▸ Goal:
Exact repetition of every entry is required.

>> BEGIN

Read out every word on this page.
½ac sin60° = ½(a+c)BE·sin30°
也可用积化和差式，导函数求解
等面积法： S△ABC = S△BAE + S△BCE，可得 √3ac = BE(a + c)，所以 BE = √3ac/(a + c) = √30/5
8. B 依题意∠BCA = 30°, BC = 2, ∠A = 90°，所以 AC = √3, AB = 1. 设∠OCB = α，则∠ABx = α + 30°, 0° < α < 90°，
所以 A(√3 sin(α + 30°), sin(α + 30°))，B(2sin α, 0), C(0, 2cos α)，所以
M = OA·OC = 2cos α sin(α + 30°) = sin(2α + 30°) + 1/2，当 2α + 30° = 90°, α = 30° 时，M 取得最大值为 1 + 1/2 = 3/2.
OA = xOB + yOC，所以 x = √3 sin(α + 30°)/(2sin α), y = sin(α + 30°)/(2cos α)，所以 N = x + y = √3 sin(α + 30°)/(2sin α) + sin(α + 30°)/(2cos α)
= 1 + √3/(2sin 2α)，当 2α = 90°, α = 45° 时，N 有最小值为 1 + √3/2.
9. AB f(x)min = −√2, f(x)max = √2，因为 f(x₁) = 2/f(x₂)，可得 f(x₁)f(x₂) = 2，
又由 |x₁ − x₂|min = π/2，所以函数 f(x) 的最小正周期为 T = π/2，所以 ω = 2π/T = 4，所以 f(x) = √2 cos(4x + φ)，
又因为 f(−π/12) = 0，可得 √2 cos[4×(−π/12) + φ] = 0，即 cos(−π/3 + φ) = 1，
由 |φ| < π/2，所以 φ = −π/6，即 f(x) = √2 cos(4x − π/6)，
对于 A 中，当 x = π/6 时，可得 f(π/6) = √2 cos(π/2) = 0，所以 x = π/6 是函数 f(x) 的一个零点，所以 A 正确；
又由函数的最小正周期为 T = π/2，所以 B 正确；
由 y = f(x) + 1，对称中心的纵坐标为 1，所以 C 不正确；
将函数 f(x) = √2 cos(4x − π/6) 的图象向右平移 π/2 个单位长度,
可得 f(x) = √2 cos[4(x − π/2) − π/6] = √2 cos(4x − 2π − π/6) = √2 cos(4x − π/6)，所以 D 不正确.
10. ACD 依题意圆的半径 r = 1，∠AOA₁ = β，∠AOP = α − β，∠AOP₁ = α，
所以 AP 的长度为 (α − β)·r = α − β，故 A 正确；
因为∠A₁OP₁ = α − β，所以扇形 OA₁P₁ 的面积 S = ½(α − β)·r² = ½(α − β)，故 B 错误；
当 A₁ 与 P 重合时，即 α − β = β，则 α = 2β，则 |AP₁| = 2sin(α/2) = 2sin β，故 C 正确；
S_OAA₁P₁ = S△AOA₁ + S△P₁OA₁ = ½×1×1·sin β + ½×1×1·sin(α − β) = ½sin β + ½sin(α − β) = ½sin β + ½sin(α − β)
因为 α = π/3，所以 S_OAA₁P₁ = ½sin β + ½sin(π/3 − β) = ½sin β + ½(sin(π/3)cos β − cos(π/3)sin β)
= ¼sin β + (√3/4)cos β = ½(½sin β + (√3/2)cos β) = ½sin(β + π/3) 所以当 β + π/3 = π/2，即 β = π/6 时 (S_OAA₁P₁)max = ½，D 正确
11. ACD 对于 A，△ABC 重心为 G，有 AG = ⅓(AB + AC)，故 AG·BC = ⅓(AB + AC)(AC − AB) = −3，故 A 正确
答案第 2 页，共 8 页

>> END

▸ Response to this task:
Read out every word on this page.
½ac sin60° = ½(a+c)BE·sin30°
也可用积化和差式，导函数求解
等面积法： S△ABC = S△BAE + S△BCE，可得 √3ac = BE(a + c)，所以 BE = √3ac/(a + c) = √30/5
8. B 依题意∠BCA = 30°, BC = 2, ∠A = 90°，所以 AC = √3, AB = 1. 设∠OCB = α，则∠ABx = α + 30°, 0° < α < 90°，
所以 A(√3 sin(α + 30°), sin(α + 30°))，B(2sin α, 0), C(0, 2cos α)，所以
M = OA·OC = 2cos α sin(α + 30°) = sin(2α + 30°) + 1/2，当 2α + 30° = 90°, α = 30° 时，M 取得最大值为 1 + 1/2 = 3/2.
OA = xOB + yOC，所以 x = √3 sin(α + 30°)/(2sin α), y = sin(α + 30°)/(2cos α)，所以 N = x + y = √3 sin(α + 30°)/(2sin α) + sin(α + 30°)/(2cos α)
= 1 + √3/(2sin 2α)，当 2α = 90°, α = 45° 时，N 有最小值为 1 + √3/2.
9. AB f(x)min = −√2, f(x)max = √2，因为 f(x₁) = 2/f(x₂)，可得 f(x₁)f(x₂) = 2，
又由 |x₁ − x₂|min = π/2，所以函数 f(x) 的最小正周期为 T = π/2，所以 ω = 2π/T = 4，所以 f(x) = √2 cos(4x + φ)，
又因为 f(−π/12) = 0，可得 √2 cos[4×(−π/12) + φ] = 0，即 cos(−π/3 + φ) = 1，
由 |φ| < π/2，所以 φ = −π/6，即 f(x) = √2 cos(4x − π/6)，
对于 A 中，当 x = π/6 时，可得 f(π/6) = √2 cos(π/2) = 0，所以 x = π/6 是函数 f(x) 的一个零点，所以 A 正确；
又由函数的最小正周期为 T = π/2，所以 B 正确；
由 y = f(x) + 1，对称中心的纵坐标为 1，所以 C 不正确；
将函数 f(x) = √2 cos(4x − π/6) 的图象向右平移 π/2 个单位长度,
可得 f(x) = √2 cos[4(x − π/2) − π/6] = √2 cos(4x − 2π − π/6) = √2 cos(4x − π/6)，所以 D 不正确.
10. ACD 依题意圆的半径 r = 1，∠AOA₁ = β，∠AOP = α − β，∠AOP₁ = α，
所以 AP 的长度为 (α − β)·r = α − β，故 A 正确；
因为∠A₁OP₁ = α − β，所以扇形 OA₁P₁ 的面积 S = ½(α − β)·r² = ½(α − β)，故 B 错误；
当 A₁ 与 P 重合时，即 α − β = β，则 α = 2β，则 |AP₁| = 2sin(α/2) = 2sin β，故 C 正确；
S_OAA₁P₁ = S△AOA₁ + S△P₁OA₁ = ½×1×1·sin β + ½×1×1·sin(α − β) = ½sin β + ½sin(α − β) = ½sin β + ½sin(α − β)
因为 α = π/3，所以 S_OAA₁P₁ = ½sin β + ½sin(π/3 − β) = ½sin β + ½(sin(π/3)cos β − cos(π/3)sin β)
= ¼sin β + (√3/4)cos β = ½(½sin β + (√3/2)cos β) = ½sin(β + π/3) 所以当 β + π/3 = π/2，即 β = π/6 时 (S_OAA₁P₁)max = ½，D 正确
11. ACD 对于 A，△ABC 重心为 G，有 AG = ⅓(AB + AC)，故 AG·BC = ⅓(AB + AC)(AC − AB) = −3，故 A 正确
答案第 2 页，共 8 页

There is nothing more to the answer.